> Stated exercise
Copy out all of the data exactly as it appears.

> Dataset
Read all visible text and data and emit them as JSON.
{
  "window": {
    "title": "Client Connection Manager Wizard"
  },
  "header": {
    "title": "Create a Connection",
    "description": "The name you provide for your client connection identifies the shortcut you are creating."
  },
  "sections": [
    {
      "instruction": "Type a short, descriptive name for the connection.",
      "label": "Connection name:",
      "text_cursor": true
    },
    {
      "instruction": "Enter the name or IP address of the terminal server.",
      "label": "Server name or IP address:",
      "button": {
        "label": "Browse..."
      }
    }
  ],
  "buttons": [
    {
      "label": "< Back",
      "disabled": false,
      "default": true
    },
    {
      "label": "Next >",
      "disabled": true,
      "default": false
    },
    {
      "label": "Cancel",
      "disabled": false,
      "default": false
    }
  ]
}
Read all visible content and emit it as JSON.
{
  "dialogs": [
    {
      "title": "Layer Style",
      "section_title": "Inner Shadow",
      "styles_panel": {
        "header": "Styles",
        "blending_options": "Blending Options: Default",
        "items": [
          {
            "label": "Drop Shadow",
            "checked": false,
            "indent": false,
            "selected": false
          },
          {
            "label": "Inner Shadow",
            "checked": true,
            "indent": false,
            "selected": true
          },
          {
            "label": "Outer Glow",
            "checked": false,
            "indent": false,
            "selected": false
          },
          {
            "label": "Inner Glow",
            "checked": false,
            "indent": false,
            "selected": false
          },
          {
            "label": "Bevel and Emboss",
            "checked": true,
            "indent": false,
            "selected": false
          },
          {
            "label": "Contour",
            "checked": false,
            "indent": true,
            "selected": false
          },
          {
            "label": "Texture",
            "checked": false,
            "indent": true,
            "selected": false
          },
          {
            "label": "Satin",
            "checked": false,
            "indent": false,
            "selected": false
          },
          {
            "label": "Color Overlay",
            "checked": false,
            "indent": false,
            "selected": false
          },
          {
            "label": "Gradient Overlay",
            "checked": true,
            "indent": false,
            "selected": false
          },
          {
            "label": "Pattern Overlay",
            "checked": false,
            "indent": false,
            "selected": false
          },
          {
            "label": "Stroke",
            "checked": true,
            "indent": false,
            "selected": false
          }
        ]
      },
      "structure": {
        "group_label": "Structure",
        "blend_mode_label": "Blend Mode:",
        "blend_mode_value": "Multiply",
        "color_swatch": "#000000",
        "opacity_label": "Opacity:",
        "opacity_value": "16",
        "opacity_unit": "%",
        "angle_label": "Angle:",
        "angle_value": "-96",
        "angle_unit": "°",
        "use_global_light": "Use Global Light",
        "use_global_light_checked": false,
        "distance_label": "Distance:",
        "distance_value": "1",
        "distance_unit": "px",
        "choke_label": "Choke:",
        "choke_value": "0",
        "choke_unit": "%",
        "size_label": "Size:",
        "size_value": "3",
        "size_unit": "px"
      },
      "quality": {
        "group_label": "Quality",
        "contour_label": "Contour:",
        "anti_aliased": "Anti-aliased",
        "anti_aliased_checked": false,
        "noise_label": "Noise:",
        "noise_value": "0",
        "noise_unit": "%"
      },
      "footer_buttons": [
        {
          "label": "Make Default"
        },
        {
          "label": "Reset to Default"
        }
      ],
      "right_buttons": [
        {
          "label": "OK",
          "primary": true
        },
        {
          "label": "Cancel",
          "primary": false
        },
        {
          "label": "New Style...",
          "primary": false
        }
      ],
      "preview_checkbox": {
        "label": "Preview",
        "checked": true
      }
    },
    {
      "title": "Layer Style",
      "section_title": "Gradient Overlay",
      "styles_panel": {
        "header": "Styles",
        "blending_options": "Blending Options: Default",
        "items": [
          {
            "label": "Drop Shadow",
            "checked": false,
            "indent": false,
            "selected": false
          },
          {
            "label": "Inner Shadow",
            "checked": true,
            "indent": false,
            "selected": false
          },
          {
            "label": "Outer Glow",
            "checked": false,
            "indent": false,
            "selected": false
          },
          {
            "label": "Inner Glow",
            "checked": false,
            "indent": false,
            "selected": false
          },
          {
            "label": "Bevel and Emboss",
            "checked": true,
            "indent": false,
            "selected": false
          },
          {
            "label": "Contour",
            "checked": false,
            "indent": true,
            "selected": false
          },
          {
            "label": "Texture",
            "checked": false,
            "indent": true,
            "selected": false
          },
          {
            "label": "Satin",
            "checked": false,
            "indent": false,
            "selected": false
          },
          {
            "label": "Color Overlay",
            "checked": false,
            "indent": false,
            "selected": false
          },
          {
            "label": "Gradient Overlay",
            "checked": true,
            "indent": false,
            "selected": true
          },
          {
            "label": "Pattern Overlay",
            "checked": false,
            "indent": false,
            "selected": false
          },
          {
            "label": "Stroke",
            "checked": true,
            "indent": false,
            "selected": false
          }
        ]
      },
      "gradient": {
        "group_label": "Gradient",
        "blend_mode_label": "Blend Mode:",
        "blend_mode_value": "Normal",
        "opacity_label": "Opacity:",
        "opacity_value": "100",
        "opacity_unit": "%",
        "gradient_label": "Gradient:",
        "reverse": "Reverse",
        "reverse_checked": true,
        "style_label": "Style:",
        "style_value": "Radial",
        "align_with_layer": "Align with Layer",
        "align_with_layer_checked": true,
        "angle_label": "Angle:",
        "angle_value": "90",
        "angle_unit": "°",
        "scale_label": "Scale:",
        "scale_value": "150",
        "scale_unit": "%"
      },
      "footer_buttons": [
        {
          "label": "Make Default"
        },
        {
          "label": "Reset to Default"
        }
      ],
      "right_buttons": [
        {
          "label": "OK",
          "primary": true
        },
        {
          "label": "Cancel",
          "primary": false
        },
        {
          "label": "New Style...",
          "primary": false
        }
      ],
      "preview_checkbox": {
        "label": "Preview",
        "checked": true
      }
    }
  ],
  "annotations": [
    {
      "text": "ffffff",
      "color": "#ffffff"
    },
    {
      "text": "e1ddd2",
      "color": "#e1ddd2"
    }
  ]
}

> Solution to this task
Read all visible text and data and emit them as JSON.
{
  "window": {
    "title": "Client Connection Manager Wizard"
  },
  "header": {
    "title": "Create a Connection",
    "description": "The name you provide for your client connection identifies the shortcut you are creating."
  },
  "sections": [
    {
      "instruction": "Type a short, descriptive name for the connection.",
      "label": "Connection name:",
      "text_cursor": true
    },
    {
      "instruction": "Enter the name or IP address of the terminal server.",
      "label": "Server name or IP address:",
      "button": {
        "label": "Browse..."
      }
    }
  ],
  "buttons": [
    {
      "label": "< Back",
      "disabled": false,
      "default": true
    },
    {
      "label": "Next >",
      "disabled": true,
      "default": false
    },
    {
      "label": "Cancel",
      "disabled": false,
      "default": false
    }
  ]
}
Read all visible content and emit it as JSON.
{
  "dialogs": [
    {
      "title": "Layer Style",
      "section_title": "Inner Shadow",
      "styles_panel": {
        "header": "Styles",
        "blending_options": "Blending Options: Default",
        "items": [
          {
            "label": "Drop Shadow",
            "checked": false,
            "indent": false,
            "selected": false
          },
          {
            "label": "Inner Shadow",
            "checked": true,
            "indent": false,
            "selected": true
          },
          {
            "label": "Outer Glow",
            "checked": false,
            "indent": false,
            "selected": false
          },
          {
            "label": "Inner Glow",
            "checked": false,
            "indent": false,
            "selected": false
          },
          {
            "label": "Bevel and Emboss",
            "checked": true,
            "indent": false,
            "selected": false
          },
          {
            "label": "Contour",
            "checked": false,
            "indent": true,
            "selected": false
          },
          {
            "label": "Texture",
            "checked": false,
            "indent": true,
            "selected": false
          },
          {
            "label": "Satin",
            "checked": false,
            "indent": false,
            "selected": false
          },
          {
            "label": "Color Overlay",
            "checked": false,
            "indent": false,
            "selected": false
          },
          {
            "label": "Gradient Overlay",
            "checked": true,
            "indent": false,
            "selected": false
          },
          {
            "label": "Pattern Overlay",
            "checked": false,
            "indent": false,
            "selected": false
          },
          {
            "label": "Stroke",
            "checked": true,
            "indent": false,
            "selected": false
          }
        ]
      },
      "structure": {
        "group_label": "Structure",
        "blend_mode_label": "Blend Mode:",
        "blend_mode_value": "Multiply",
        "color_swatch": "#000000",
        "opacity_label": "Opacity:",
        "opacity_value": "16",
        "opacity_unit": "%",
        "angle_label": "Angle:",
        "angle_value": "-96",
        "angle_unit": "°",
        "use_global_light": "Use Global Light",
        "use_global_light_checked": false,
        "distance_label": "Distance:",
        "distance_value": "1",
        "distance_unit": "px",
        "choke_label": "Choke:",
        "choke_value": "0",
        "choke_unit": "%",
        "size_label": "Size:",
        "size_value": "3",
        "size_unit": "px"
      },
      "quality": {
        "group_label": "Quality",
        "contour_label": "Contour:",
        "anti_aliased": "Anti-aliased",
        "anti_aliased_checked": false,
        "noise_label": "Noise:",
        "noise_value": "0",
        "noise_unit": "%"
      },
      "footer_buttons": [
        {
          "label": "Make Default"
        },
        {
          "label": "Reset to Default"
        }
      ],
      "right_buttons": [
        {
          "label": "OK",
          "primary": true
        },
        {
          "label": "Cancel",
          "primary": false
        },
        {
          "label": "New Style...",
          "primary": false
        }
      ],
      "preview_checkbox": {
        "label": "Preview",
        "checked": true
      }
    },
    {
      "title": "Layer Style",
      "section_title": "Gradient Overlay",
      "styles_panel": {
        "header": "Styles",
        "blending_options": "Blending Options: Default",
        "items": [
          {
            "label": "Drop Shadow",
            "checked": false,
            "indent": false,
            "selected": false
          },
          {
            "label": "Inner Shadow",
            "checked": true,
            "indent": false,
            "selected": false
          },
          {
            "label": "Outer Glow",
            "checked": false,
            "indent": false,
            "selected": false
          },
          {
            "label": "Inner Glow",
            "checked": false,
            "indent": false,
            "selected": false
          },
          {
            "label": "Bevel and Emboss",
            "checked": true,
            "indent": false,
            "selected": false
          },
          {
            "label": "Contour",
            "checked": false,
            "indent": true,
            "selected": false
          },
          {
            "label": "Texture",
            "checked": false,
            "indent": true,
            "selected": false
          },
          {
            "label": "Satin",
            "checked": false,
            "indent": false,
            "selected": false
          },
          {
            "label": "Color Overlay",
            "checked": false,
            "indent": false,
            "selected": false
          },
          {
            "label": "Gradient Overlay",
            "checked": true,
            "indent": false,
            "selected": true
          },
          {
            "label": "Pattern Overlay",
            "checked": false,
            "indent": false,
            "selected": false
          },
          {
            "label": "Stroke",
            "checked": true,
            "indent": false,
            "selected": false
          }
        ]
      },
      "gradient": {
        "group_label": "Gradient",
        "blend_mode_label": "Blend Mode:",
        "blend_mode_value": "Normal",
        "opacity_label": "Opacity:",
        "opacity_value": "100",
        "opacity_unit": "%",
        "gradient_label": "Gradient:",
        "reverse": "Reverse",
        "reverse_checked": true,
        "style_label": "Style:",
        "style_value": "Radial",
        "align_with_layer": "Align with Layer",
        "align_with_layer_checked": true,
        "angle_label": "Angle:",
        "angle_value": "90",
        "angle_unit": "°",
        "scale_label": "Scale:",
        "scale_value": "150",
        "scale_unit": "%"
      },
      "footer_buttons": [
        {
          "label": "Make Default"
        },
        {
          "label": "Reset to Default"
        }
      ],
      "right_buttons": [
        {
          "label": "OK",
          "primary": true
        },
        {
          "label": "Cancel",
          "primary": false
        },
        {
          "label": "New Style...",
          "primary": false
        }
      ],
      "preview_checkbox": {
        "label": "Preview",
        "checked": true
      }
    }
  ],
  "annotations": [
    {
      "text": "ffffff",
      "color": "#ffffff"
    },
    {
      "text": "e1ddd2",
      "color": "#e1ddd2"
    }
  ]
}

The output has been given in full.